__YOUR OBJECTIVE__:
Omit every picture, then give all the entries again exactly.

Lines of data
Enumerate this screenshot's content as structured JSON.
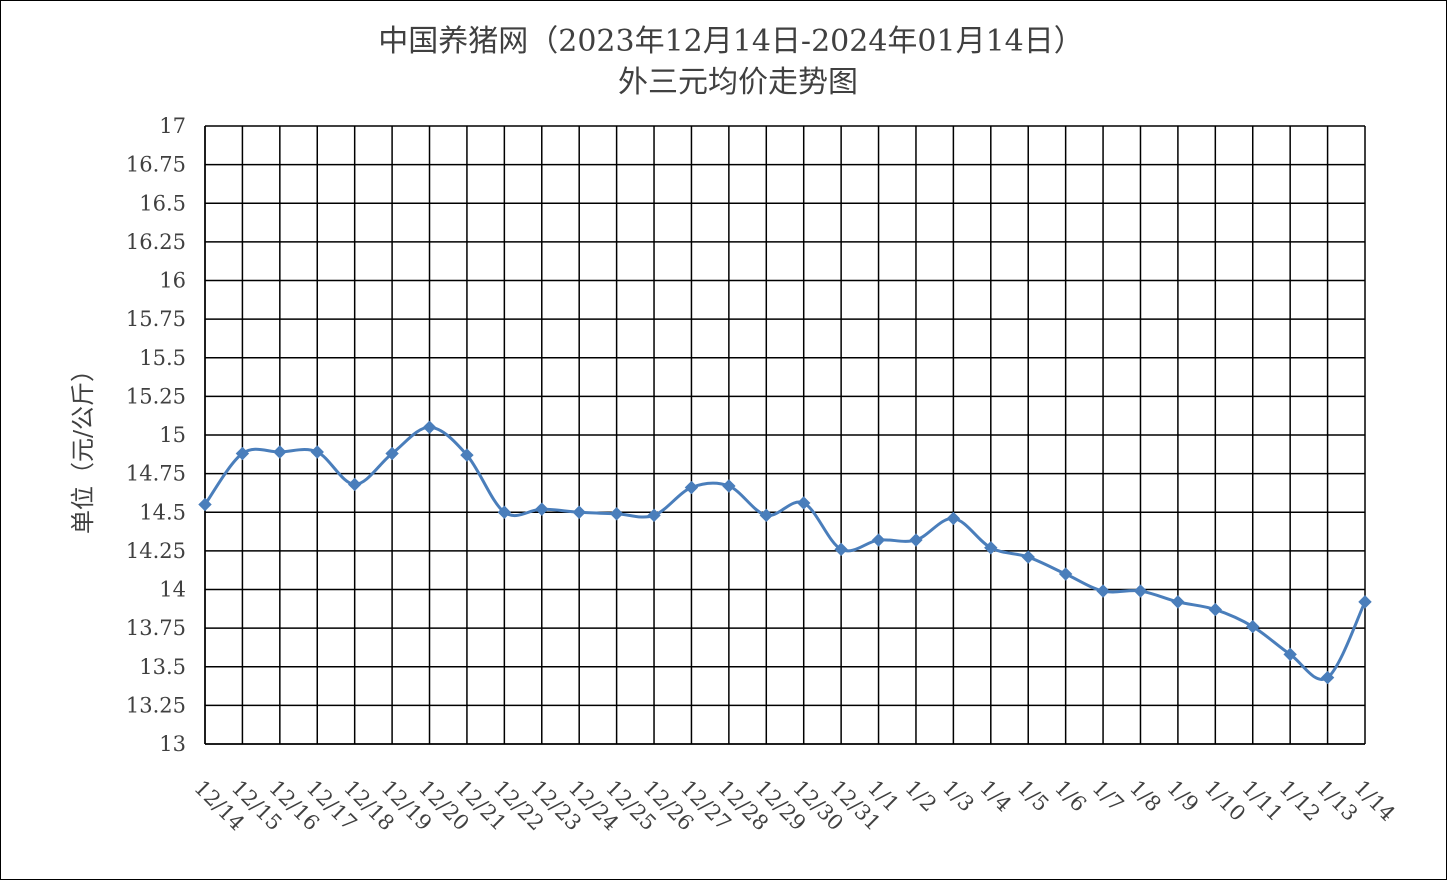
{
  "chart_data": {
    "type": "line",
    "title_line1": "中国养猪网（2023年12月14日-2024年01月14日）",
    "title_line2": "外三元均价走势图",
    "xlabel": "",
    "ylabel": "单位（元/公斤）",
    "ylim": [
      13,
      17
    ],
    "yticks": [
      "13",
      "13.25",
      "13.5",
      "13.75",
      "14",
      "14.25",
      "14.5",
      "14.75",
      "15",
      "15.25",
      "15.5",
      "15.75",
      "16",
      "16.25",
      "16.5",
      "16.75",
      "17"
    ],
    "categories": [
      "12/14",
      "12/15",
      "12/16",
      "12/17",
      "12/18",
      "12/19",
      "12/20",
      "12/21",
      "12/22",
      "12/23",
      "12/24",
      "12/25",
      "12/26",
      "12/27",
      "12/28",
      "12/29",
      "12/30",
      "12/31",
      "1/1",
      "1/2",
      "1/3",
      "1/4",
      "1/5",
      "1/6",
      "1/7",
      "1/8",
      "1/9",
      "1/10",
      "1/11",
      "1/12",
      "1/13",
      "1/14"
    ],
    "series": [
      {
        "name": "",
        "color": "#4a7ebb",
        "values": [
          14.55,
          14.88,
          14.89,
          14.89,
          14.68,
          14.88,
          15.05,
          14.87,
          14.5,
          14.52,
          14.5,
          14.49,
          14.48,
          14.66,
          14.67,
          14.48,
          14.56,
          14.26,
          14.32,
          14.32,
          14.46,
          14.27,
          14.21,
          14.1,
          13.99,
          13.99,
          13.92,
          13.87,
          13.76,
          13.58,
          13.43,
          13.92
        ]
      }
    ],
    "grid": true,
    "legend": "none",
    "marker": "diamond"
  }
}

__THE OUTPUT__:
Enumerate this screenshot's content as structured JSON.
{
  "chart_data": {
    "type": "line",
    "title_line1": "中国养猪网（2023年12月14日-2024年01月14日）",
    "title_line2": "外三元均价走势图",
    "xlabel": "",
    "ylabel": "单位（元/公斤）",
    "ylim": [
      13,
      17
    ],
    "yticks": [
      "13",
      "13.25",
      "13.5",
      "13.75",
      "14",
      "14.25",
      "14.5",
      "14.75",
      "15",
      "15.25",
      "15.5",
      "15.75",
      "16",
      "16.25",
      "16.5",
      "16.75",
      "17"
    ],
    "categories": [
      "12/14",
      "12/15",
      "12/16",
      "12/17",
      "12/18",
      "12/19",
      "12/20",
      "12/21",
      "12/22",
      "12/23",
      "12/24",
      "12/25",
      "12/26",
      "12/27",
      "12/28",
      "12/29",
      "12/30",
      "12/31",
      "1/1",
      "1/2",
      "1/3",
      "1/4",
      "1/5",
      "1/6",
      "1/7",
      "1/8",
      "1/9",
      "1/10",
      "1/11",
      "1/12",
      "1/13",
      "1/14"
    ],
    "series": [
      {
        "name": "",
        "color": "#4a7ebb",
        "values": [
          14.55,
          14.88,
          14.89,
          14.89,
          14.68,
          14.88,
          15.05,
          14.87,
          14.5,
          14.52,
          14.5,
          14.49,
          14.48,
          14.66,
          14.67,
          14.48,
          14.56,
          14.26,
          14.32,
          14.32,
          14.46,
          14.27,
          14.21,
          14.1,
          13.99,
          13.99,
          13.92,
          13.87,
          13.76,
          13.58,
          13.43,
          13.92
        ]
      }
    ],
    "grid": true,
    "legend": "none",
    "marker": "diamond"
  }
}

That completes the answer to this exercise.